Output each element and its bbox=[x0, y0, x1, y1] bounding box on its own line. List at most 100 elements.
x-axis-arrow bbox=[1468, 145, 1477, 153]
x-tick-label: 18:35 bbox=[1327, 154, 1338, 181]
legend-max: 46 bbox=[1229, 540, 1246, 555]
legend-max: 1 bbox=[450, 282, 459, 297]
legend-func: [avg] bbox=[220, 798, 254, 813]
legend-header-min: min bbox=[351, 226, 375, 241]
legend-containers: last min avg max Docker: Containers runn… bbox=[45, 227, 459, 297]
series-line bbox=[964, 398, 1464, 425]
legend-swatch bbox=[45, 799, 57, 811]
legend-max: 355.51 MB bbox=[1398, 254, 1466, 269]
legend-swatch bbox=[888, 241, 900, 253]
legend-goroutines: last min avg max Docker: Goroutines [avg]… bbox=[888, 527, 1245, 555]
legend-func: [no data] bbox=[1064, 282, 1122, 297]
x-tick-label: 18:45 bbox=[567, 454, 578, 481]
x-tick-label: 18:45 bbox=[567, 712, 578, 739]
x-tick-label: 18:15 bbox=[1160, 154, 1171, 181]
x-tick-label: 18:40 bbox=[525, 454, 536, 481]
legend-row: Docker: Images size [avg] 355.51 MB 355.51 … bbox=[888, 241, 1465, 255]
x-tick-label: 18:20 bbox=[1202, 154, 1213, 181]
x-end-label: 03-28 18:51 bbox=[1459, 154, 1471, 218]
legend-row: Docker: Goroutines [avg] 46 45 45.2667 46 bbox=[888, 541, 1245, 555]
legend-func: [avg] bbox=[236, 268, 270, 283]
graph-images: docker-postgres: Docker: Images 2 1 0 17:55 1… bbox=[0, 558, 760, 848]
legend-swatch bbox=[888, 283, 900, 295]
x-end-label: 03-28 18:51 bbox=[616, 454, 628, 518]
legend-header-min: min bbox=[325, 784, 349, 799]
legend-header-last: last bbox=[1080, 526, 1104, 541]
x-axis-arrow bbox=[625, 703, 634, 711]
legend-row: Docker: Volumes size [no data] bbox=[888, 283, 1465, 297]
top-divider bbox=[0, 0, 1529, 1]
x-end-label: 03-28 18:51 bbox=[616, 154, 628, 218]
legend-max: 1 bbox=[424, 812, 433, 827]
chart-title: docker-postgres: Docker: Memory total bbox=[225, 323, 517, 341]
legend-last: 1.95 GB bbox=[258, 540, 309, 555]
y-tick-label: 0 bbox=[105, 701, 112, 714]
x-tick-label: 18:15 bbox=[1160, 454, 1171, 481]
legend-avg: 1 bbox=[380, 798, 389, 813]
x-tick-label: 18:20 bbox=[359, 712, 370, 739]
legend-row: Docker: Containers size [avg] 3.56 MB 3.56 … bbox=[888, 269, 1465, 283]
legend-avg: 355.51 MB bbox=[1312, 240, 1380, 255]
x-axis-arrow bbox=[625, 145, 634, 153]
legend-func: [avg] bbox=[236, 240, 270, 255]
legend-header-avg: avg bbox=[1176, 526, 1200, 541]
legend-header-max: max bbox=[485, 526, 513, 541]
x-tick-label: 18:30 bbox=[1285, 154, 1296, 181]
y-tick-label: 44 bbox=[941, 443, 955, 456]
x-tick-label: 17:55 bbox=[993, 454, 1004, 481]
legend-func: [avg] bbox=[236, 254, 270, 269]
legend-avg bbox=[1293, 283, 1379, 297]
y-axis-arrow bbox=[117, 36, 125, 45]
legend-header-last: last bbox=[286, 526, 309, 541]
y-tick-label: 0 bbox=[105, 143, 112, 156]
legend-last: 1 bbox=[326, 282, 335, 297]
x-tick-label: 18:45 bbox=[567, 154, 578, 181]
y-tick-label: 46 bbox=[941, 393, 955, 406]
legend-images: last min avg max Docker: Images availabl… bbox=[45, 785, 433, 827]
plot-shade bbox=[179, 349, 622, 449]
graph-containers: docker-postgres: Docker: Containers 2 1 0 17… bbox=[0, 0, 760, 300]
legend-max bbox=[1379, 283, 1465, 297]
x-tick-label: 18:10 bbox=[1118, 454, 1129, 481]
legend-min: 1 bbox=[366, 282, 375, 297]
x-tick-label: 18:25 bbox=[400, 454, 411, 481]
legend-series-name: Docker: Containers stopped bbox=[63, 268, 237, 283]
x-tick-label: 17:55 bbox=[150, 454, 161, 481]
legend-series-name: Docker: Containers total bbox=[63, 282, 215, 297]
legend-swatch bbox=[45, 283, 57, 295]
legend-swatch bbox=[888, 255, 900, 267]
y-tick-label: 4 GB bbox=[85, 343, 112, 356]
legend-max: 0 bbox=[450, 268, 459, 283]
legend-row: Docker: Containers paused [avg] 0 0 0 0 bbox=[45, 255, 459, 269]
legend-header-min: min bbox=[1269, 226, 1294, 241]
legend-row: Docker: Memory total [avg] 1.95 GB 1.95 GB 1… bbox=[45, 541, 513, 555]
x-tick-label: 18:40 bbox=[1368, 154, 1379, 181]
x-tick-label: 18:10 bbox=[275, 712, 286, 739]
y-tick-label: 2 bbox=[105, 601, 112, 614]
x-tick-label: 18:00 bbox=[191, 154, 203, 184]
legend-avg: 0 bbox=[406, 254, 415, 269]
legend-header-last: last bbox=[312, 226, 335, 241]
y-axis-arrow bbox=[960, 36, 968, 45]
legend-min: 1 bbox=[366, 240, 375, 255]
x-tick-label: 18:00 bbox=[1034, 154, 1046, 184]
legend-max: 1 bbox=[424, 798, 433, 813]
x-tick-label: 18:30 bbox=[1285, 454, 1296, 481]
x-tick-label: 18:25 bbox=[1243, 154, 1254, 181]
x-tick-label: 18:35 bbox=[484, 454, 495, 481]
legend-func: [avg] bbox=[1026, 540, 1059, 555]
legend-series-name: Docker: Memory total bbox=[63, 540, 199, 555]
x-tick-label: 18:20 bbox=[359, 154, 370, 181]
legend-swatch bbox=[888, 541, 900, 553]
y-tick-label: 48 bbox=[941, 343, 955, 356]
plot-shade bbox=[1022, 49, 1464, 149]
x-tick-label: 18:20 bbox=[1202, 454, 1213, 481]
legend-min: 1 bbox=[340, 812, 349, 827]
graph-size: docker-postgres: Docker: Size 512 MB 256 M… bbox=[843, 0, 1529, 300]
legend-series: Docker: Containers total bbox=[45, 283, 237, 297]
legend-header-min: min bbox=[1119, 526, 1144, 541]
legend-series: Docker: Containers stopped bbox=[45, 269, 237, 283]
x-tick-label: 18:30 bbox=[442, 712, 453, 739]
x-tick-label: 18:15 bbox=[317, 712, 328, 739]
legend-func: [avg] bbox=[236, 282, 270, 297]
----------------
Update the entries above by changing every "legend-swatch" to "legend-color-box" and keeping everything else the same.

— Answer below —
Output each element and its bbox=[x0, y0, x1, y1] bounding box on its own line. List at most 100 elements.
x-axis-arrow bbox=[1468, 145, 1477, 153]
x-tick-label: 18:35 bbox=[1327, 154, 1338, 181]
legend-max: 46 bbox=[1229, 540, 1246, 555]
legend-max: 1 bbox=[450, 282, 459, 297]
legend-func: [avg] bbox=[220, 798, 254, 813]
legend-header-min: min bbox=[351, 226, 375, 241]
legend-containers: last min avg max Docker: Containers runn… bbox=[45, 227, 459, 297]
series-line bbox=[964, 398, 1464, 425]
legend-color-box bbox=[45, 799, 57, 811]
legend-max: 355.51 MB bbox=[1398, 254, 1466, 269]
legend-color-box bbox=[888, 241, 900, 253]
legend-goroutines: last min avg max Docker: Goroutines [avg]… bbox=[888, 527, 1245, 555]
legend-func: [no data] bbox=[1064, 282, 1122, 297]
x-tick-label: 18:45 bbox=[567, 454, 578, 481]
x-tick-label: 18:45 bbox=[567, 712, 578, 739]
x-tick-label: 18:15 bbox=[1160, 154, 1171, 181]
x-tick-label: 18:40 bbox=[525, 454, 536, 481]
legend-row: Docker: Images size [avg] 355.51 MB 355.51 … bbox=[888, 241, 1465, 255]
x-tick-label: 18:20 bbox=[1202, 154, 1213, 181]
x-end-label: 03-28 18:51 bbox=[1459, 154, 1471, 218]
legend-row: Docker: Goroutines [avg] 46 45 45.2667 46 bbox=[888, 541, 1245, 555]
legend-func: [avg] bbox=[236, 268, 270, 283]
graph-images: docker-postgres: Docker: Images 2 1 0 17:55 1… bbox=[0, 558, 760, 848]
legend-color-box bbox=[888, 283, 900, 295]
x-end-label: 03-28 18:51 bbox=[616, 454, 628, 518]
legend-header-min: min bbox=[325, 784, 349, 799]
legend-header-last: last bbox=[1080, 526, 1104, 541]
x-axis-arrow bbox=[625, 703, 634, 711]
legend-row: Docker: Volumes size [no data] bbox=[888, 283, 1465, 297]
top-divider bbox=[0, 0, 1529, 1]
x-end-label: 03-28 18:51 bbox=[616, 154, 628, 218]
legend-max: 1 bbox=[424, 812, 433, 827]
chart-title: docker-postgres: Docker: Memory total bbox=[225, 323, 517, 341]
legend-last: 1.95 GB bbox=[258, 540, 309, 555]
y-tick-label: 0 bbox=[105, 701, 112, 714]
x-tick-label: 18:15 bbox=[1160, 454, 1171, 481]
legend-avg: 1 bbox=[380, 798, 389, 813]
x-tick-label: 18:20 bbox=[359, 712, 370, 739]
legend-row: Docker: Containers size [avg] 3.56 MB 3.56 … bbox=[888, 269, 1465, 283]
legend-avg: 355.51 MB bbox=[1312, 240, 1380, 255]
x-axis-arrow bbox=[625, 145, 634, 153]
legend-func: [avg] bbox=[236, 240, 270, 255]
legend-header-avg: avg bbox=[1176, 526, 1200, 541]
legend-header-max: max bbox=[485, 526, 513, 541]
x-tick-label: 18:30 bbox=[1285, 154, 1296, 181]
y-tick-label: 44 bbox=[941, 443, 955, 456]
x-tick-label: 17:55 bbox=[993, 454, 1004, 481]
legend-func: [avg] bbox=[236, 254, 270, 269]
legend-avg bbox=[1293, 283, 1379, 297]
y-axis-arrow bbox=[117, 36, 125, 45]
legend-header-last: last bbox=[286, 526, 309, 541]
y-tick-label: 0 bbox=[105, 143, 112, 156]
legend-last: 1 bbox=[326, 282, 335, 297]
x-tick-label: 18:45 bbox=[567, 154, 578, 181]
y-tick-label: 46 bbox=[941, 393, 955, 406]
legend-images: last min avg max Docker: Images availabl… bbox=[45, 785, 433, 827]
plot-shade bbox=[179, 349, 622, 449]
graph-containers: docker-postgres: Docker: Containers 2 1 0 17… bbox=[0, 0, 760, 300]
legend-max bbox=[1379, 283, 1465, 297]
x-tick-label: 18:10 bbox=[1118, 454, 1129, 481]
legend-min: 1 bbox=[366, 282, 375, 297]
x-tick-label: 18:25 bbox=[400, 454, 411, 481]
legend-series-name: Docker: Containers stopped bbox=[63, 268, 237, 283]
x-tick-label: 17:55 bbox=[150, 454, 161, 481]
legend-series-name: Docker: Containers total bbox=[63, 282, 215, 297]
legend-color-box bbox=[45, 283, 57, 295]
legend-color-box bbox=[888, 255, 900, 267]
y-tick-label: 4 GB bbox=[85, 343, 112, 356]
legend-max: 0 bbox=[450, 268, 459, 283]
legend-row: Docker: Containers paused [avg] 0 0 0 0 bbox=[45, 255, 459, 269]
legend-header-min: min bbox=[1269, 226, 1294, 241]
legend-row: Docker: Memory total [avg] 1.95 GB 1.95 GB 1… bbox=[45, 541, 513, 555]
x-tick-label: 18:40 bbox=[1368, 154, 1379, 181]
x-tick-label: 18:10 bbox=[275, 712, 286, 739]
y-tick-label: 2 bbox=[105, 601, 112, 614]
x-tick-label: 18:00 bbox=[191, 154, 203, 184]
legend-avg: 0 bbox=[406, 254, 415, 269]
legend-header-last: last bbox=[312, 226, 335, 241]
y-axis-arrow bbox=[960, 36, 968, 45]
legend-min: 1 bbox=[366, 240, 375, 255]
x-tick-label: 18:00 bbox=[1034, 154, 1046, 184]
legend-max: 1 bbox=[424, 798, 433, 813]
x-tick-label: 18:30 bbox=[1285, 454, 1296, 481]
x-tick-label: 18:25 bbox=[1243, 154, 1254, 181]
x-tick-label: 18:35 bbox=[484, 454, 495, 481]
legend-func: [avg] bbox=[1026, 540, 1059, 555]
legend-series-name: Docker: Memory total bbox=[63, 540, 199, 555]
x-tick-label: 18:20 bbox=[359, 154, 370, 181]
legend-color-box bbox=[888, 541, 900, 553]
y-tick-label: 48 bbox=[941, 343, 955, 356]
plot-shade bbox=[1022, 49, 1464, 149]
x-tick-label: 18:20 bbox=[1202, 454, 1213, 481]
legend-min: 1 bbox=[340, 812, 349, 827]
graph-size: docker-postgres: Docker: Size 512 MB 256 M… bbox=[843, 0, 1529, 300]
legend-series: Docker: Containers total bbox=[45, 283, 237, 297]
legend-header-min: min bbox=[1119, 526, 1144, 541]
legend-series: Docker: Containers stopped bbox=[45, 269, 237, 283]
x-tick-label: 18:30 bbox=[442, 712, 453, 739]
x-tick-label: 18:15 bbox=[317, 712, 328, 739]
legend-func: [avg] bbox=[236, 282, 270, 297]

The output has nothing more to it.